Task brief
Repeat the listing that follows, character for character, minus the pictures.

Records provided
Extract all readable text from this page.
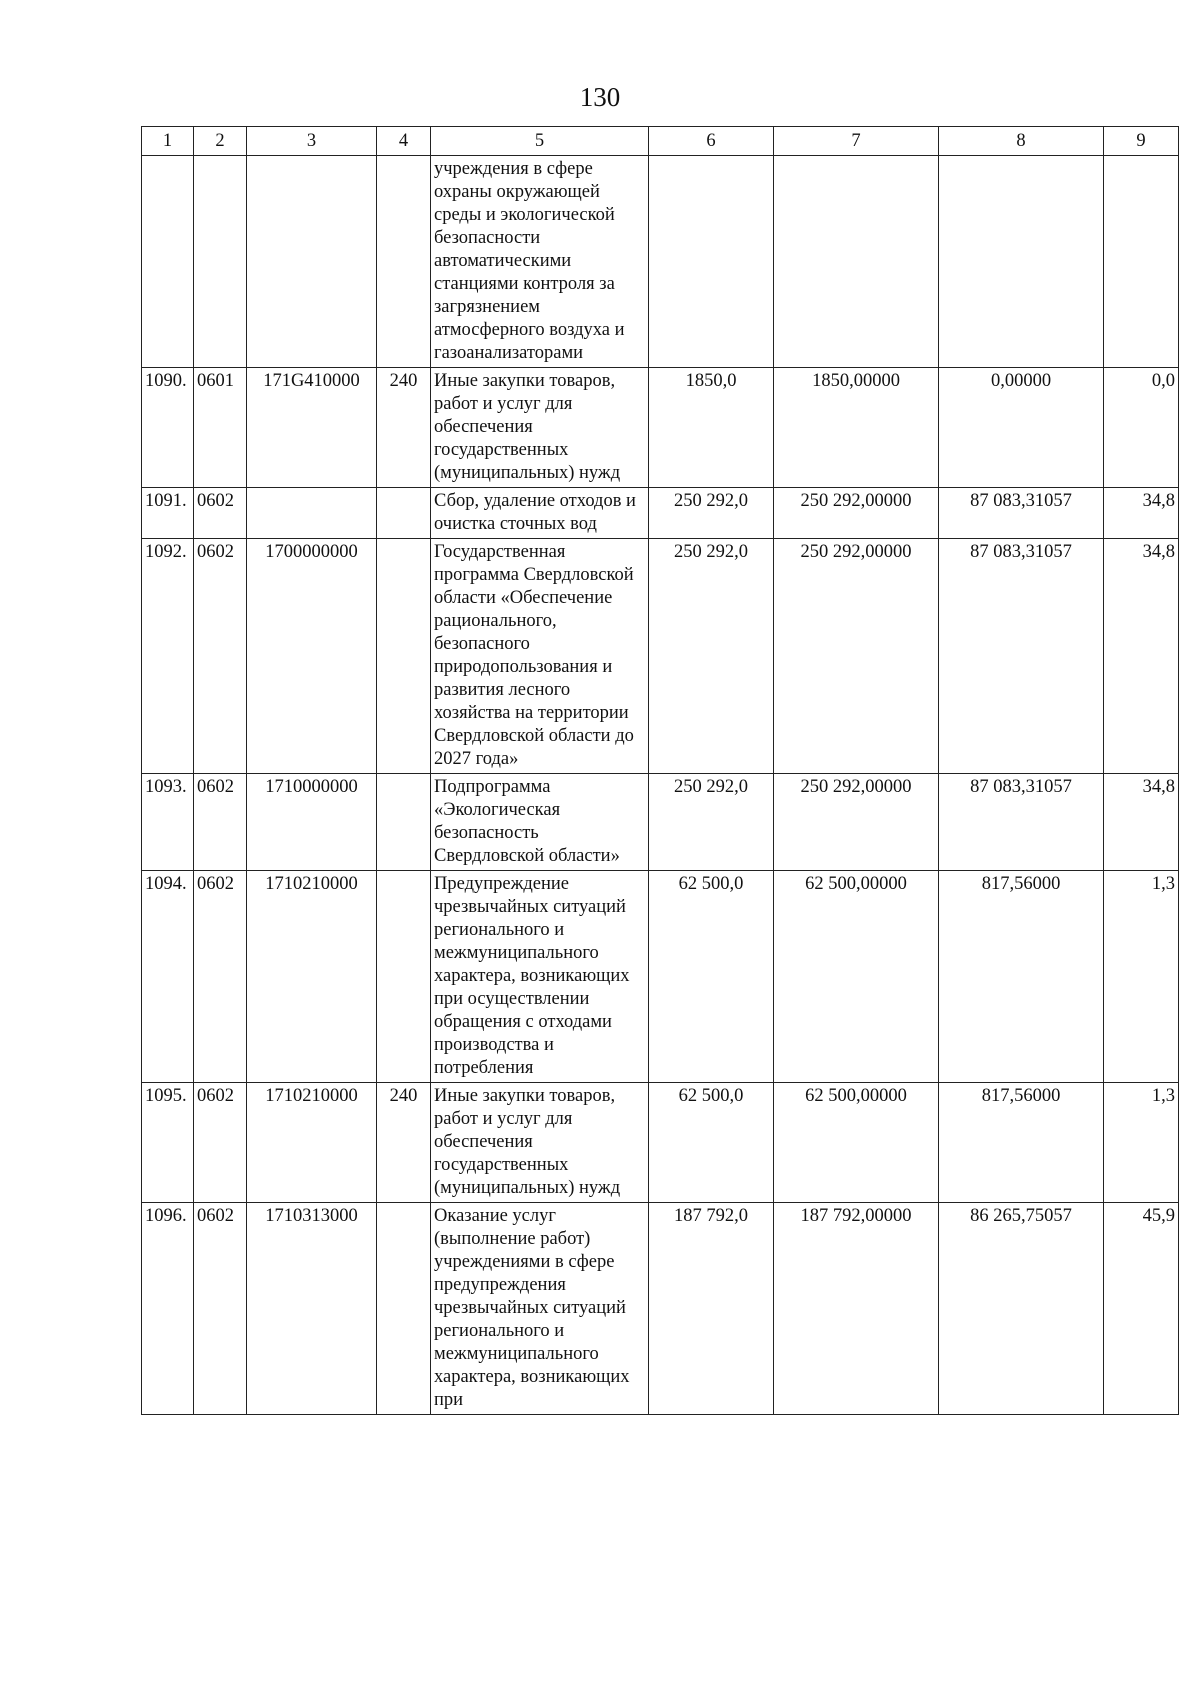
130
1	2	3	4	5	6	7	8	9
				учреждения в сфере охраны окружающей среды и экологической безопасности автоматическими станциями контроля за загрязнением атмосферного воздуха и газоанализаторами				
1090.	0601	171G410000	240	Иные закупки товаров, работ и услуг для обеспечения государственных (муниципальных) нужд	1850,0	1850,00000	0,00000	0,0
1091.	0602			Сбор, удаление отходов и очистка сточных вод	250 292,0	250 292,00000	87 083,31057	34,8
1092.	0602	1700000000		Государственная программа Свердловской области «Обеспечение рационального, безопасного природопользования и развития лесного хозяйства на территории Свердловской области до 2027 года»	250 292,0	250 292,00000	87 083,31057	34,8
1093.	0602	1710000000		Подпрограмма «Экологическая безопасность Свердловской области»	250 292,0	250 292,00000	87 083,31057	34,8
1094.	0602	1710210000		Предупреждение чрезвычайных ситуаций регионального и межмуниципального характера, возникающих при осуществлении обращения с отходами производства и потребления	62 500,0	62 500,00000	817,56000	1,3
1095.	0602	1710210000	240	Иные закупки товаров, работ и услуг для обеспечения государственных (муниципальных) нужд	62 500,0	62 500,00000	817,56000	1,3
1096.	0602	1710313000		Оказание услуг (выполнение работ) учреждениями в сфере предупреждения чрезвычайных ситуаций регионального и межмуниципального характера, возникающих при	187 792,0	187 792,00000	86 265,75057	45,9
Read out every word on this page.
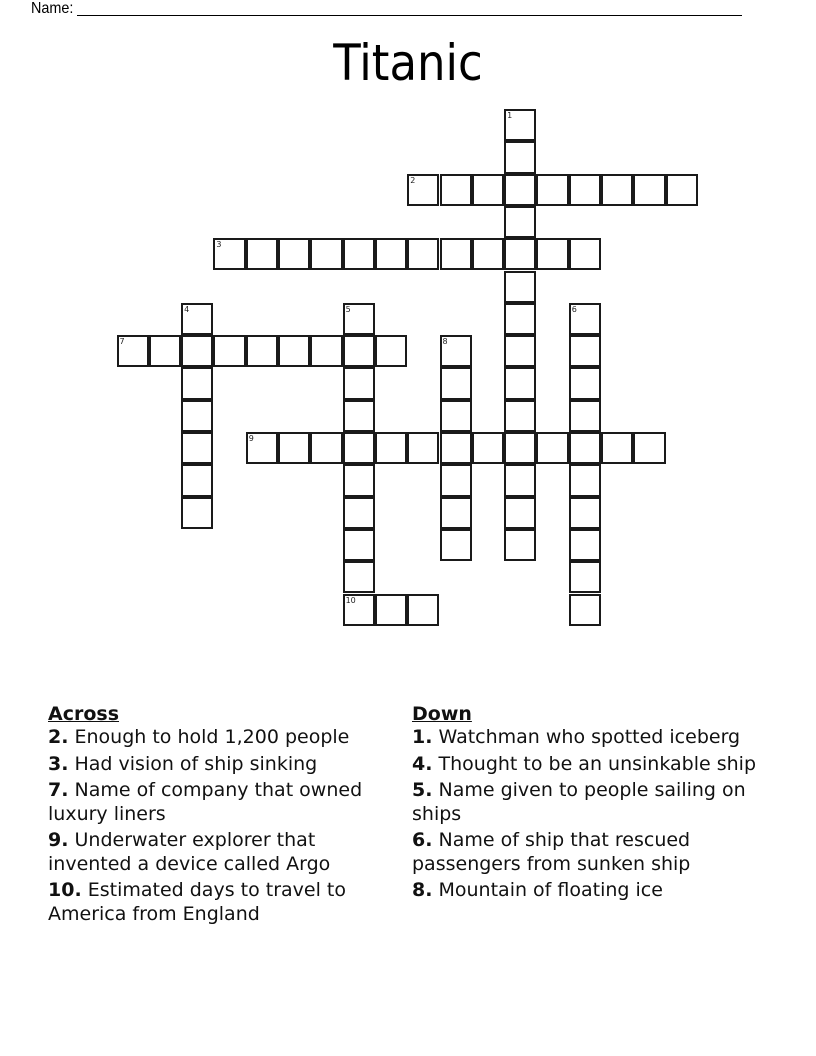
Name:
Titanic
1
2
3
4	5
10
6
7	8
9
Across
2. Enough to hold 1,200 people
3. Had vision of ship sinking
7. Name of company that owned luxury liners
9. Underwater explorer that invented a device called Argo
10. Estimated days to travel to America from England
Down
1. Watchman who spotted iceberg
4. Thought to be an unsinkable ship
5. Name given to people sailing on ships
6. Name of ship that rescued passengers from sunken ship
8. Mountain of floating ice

Reply to the exercise
Extract all readable text from this page.
130
1	2	3	4	5	6	7	8	9
				учреждения в сфере охраны окружающей среды и экологической безопасности автоматическими станциями контроля за загрязнением атмосферного воздуха и газоанализаторами				
1090.	0601	171G410000	240	Иные закупки товаров, работ и услуг для обеспечения государственных (муниципальных) нужд	1850,0	1850,00000	0,00000	0,0
1091.	0602			Сбор, удаление отходов и очистка сточных вод	250 292,0	250 292,00000	87 083,31057	34,8
1092.	0602	1700000000		Государственная программа Свердловской области «Обеспечение рационального, безопасного природопользования и развития лесного хозяйства на территории Свердловской области до 2027 года»	250 292,0	250 292,00000	87 083,31057	34,8
1093.	0602	1710000000		Подпрограмма «Экологическая безопасность Свердловской области»	250 292,0	250 292,00000	87 083,31057	34,8
1094.	0602	1710210000		Предупреждение чрезвычайных ситуаций регионального и межмуниципального характера, возникающих при осуществлении обращения с отходами производства и потребления	62 500,0	62 500,00000	817,56000	1,3
1095.	0602	1710210000	240	Иные закупки товаров, работ и услуг для обеспечения государственных (муниципальных) нужд	62 500,0	62 500,00000	817,56000	1,3
1096.	0602	1710313000		Оказание услуг (выполнение работ) учреждениями в сфере предупреждения чрезвычайных ситуаций регионального и межмуниципального характера, возникающих при	187 792,0	187 792,00000	86 265,75057	45,9
Read out every word on this page.
Name:
Titanic
1
2
3
4	5
10
6
7	8
9
Across
2. Enough to hold 1,200 people
3. Had vision of ship sinking
7. Name of company that owned luxury liners
9. Underwater explorer that invented a device called Argo
10. Estimated days to travel to America from England
Down
1. Watchman who spotted iceberg
4. Thought to be an unsinkable ship
5. Name given to people sailing on ships
6. Name of ship that rescued passengers from sunken ship
8. Mountain of floating ice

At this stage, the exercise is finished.